DATASET RECORDS:
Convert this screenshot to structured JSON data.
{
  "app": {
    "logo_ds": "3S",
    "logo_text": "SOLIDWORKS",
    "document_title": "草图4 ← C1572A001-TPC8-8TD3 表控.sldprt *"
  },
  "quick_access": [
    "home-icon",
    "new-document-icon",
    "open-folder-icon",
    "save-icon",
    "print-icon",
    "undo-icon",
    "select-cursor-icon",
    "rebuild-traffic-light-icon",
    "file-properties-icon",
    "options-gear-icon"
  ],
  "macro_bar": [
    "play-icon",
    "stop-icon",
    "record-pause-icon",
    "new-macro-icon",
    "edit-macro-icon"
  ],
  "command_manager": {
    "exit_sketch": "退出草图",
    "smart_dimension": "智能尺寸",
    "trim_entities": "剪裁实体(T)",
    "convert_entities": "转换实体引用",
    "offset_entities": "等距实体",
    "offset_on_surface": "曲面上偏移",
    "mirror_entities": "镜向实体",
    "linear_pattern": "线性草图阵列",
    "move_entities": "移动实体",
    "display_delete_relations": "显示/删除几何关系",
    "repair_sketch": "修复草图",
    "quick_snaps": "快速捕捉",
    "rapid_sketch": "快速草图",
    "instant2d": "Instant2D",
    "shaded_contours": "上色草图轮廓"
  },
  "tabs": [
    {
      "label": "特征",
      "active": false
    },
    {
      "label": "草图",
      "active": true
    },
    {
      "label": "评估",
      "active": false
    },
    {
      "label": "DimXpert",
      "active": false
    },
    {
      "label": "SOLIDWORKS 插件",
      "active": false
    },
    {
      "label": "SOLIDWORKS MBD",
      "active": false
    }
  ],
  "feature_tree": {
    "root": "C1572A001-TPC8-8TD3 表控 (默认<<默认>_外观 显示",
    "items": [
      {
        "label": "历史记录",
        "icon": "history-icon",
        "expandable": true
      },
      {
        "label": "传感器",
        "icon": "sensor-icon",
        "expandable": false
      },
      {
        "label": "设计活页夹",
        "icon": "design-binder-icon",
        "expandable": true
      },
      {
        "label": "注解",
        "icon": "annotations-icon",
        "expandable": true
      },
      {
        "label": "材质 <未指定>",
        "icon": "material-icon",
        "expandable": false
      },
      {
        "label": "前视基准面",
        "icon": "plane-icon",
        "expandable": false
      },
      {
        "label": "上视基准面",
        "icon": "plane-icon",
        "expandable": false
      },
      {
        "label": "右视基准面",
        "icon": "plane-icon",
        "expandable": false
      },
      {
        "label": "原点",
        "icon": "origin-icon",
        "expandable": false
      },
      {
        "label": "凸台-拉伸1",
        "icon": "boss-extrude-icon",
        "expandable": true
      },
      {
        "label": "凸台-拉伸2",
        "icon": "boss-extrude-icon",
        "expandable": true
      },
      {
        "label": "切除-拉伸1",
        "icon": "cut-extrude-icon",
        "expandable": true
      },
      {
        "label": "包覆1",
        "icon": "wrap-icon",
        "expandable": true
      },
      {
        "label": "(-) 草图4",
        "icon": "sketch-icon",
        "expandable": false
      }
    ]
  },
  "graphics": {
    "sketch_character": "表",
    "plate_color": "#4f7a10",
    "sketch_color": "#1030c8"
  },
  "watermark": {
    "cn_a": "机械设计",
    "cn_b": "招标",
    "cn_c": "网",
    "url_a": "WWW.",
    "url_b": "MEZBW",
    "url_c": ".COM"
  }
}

STATED EXERCISE:
Copy out the full listing exactly.

SOLUTION TO THE PROBLEM:
Convert this screenshot to structured JSON data.
{
  "app": {
    "logo_ds": "3S",
    "logo_text": "SOLIDWORKS",
    "document_title": "草图4 ← C1572A001-TPC8-8TD3 表控.sldprt *"
  },
  "quick_access": [
    "home-icon",
    "new-document-icon",
    "open-folder-icon",
    "save-icon",
    "print-icon",
    "undo-icon",
    "select-cursor-icon",
    "rebuild-traffic-light-icon",
    "file-properties-icon",
    "options-gear-icon"
  ],
  "macro_bar": [
    "play-icon",
    "stop-icon",
    "record-pause-icon",
    "new-macro-icon",
    "edit-macro-icon"
  ],
  "command_manager": {
    "exit_sketch": "退出草图",
    "smart_dimension": "智能尺寸",
    "trim_entities": "剪裁实体(T)",
    "convert_entities": "转换实体引用",
    "offset_entities": "等距实体",
    "offset_on_surface": "曲面上偏移",
    "mirror_entities": "镜向实体",
    "linear_pattern": "线性草图阵列",
    "move_entities": "移动实体",
    "display_delete_relations": "显示/删除几何关系",
    "repair_sketch": "修复草图",
    "quick_snaps": "快速捕捉",
    "rapid_sketch": "快速草图",
    "instant2d": "Instant2D",
    "shaded_contours": "上色草图轮廓"
  },
  "tabs": [
    {
      "label": "特征",
      "active": false
    },
    {
      "label": "草图",
      "active": true
    },
    {
      "label": "评估",
      "active": false
    },
    {
      "label": "DimXpert",
      "active": false
    },
    {
      "label": "SOLIDWORKS 插件",
      "active": false
    },
    {
      "label": "SOLIDWORKS MBD",
      "active": false
    }
  ],
  "feature_tree": {
    "root": "C1572A001-TPC8-8TD3 表控 (默认<<默认>_外观 显示",
    "items": [
      {
        "label": "历史记录",
        "icon": "history-icon",
        "expandable": true
      },
      {
        "label": "传感器",
        "icon": "sensor-icon",
        "expandable": false
      },
      {
        "label": "设计活页夹",
        "icon": "design-binder-icon",
        "expandable": true
      },
      {
        "label": "注解",
        "icon": "annotations-icon",
        "expandable": true
      },
      {
        "label": "材质 <未指定>",
        "icon": "material-icon",
        "expandable": false
      },
      {
        "label": "前视基准面",
        "icon": "plane-icon",
        "expandable": false
      },
      {
        "label": "上视基准面",
        "icon": "plane-icon",
        "expandable": false
      },
      {
        "label": "右视基准面",
        "icon": "plane-icon",
        "expandable": false
      },
      {
        "label": "原点",
        "icon": "origin-icon",
        "expandable": false
      },
      {
        "label": "凸台-拉伸1",
        "icon": "boss-extrude-icon",
        "expandable": true
      },
      {
        "label": "凸台-拉伸2",
        "icon": "boss-extrude-icon",
        "expandable": true
      },
      {
        "label": "切除-拉伸1",
        "icon": "cut-extrude-icon",
        "expandable": true
      },
      {
        "label": "包覆1",
        "icon": "wrap-icon",
        "expandable": true
      },
      {
        "label": "(-) 草图4",
        "icon": "sketch-icon",
        "expandable": false
      }
    ]
  },
  "graphics": {
    "sketch_character": "表",
    "plate_color": "#4f7a10",
    "sketch_color": "#1030c8"
  },
  "watermark": {
    "cn_a": "机械设计",
    "cn_b": "招标",
    "cn_c": "网",
    "url_a": "WWW.",
    "url_b": "MEZBW",
    "url_c": ".COM"
  }
}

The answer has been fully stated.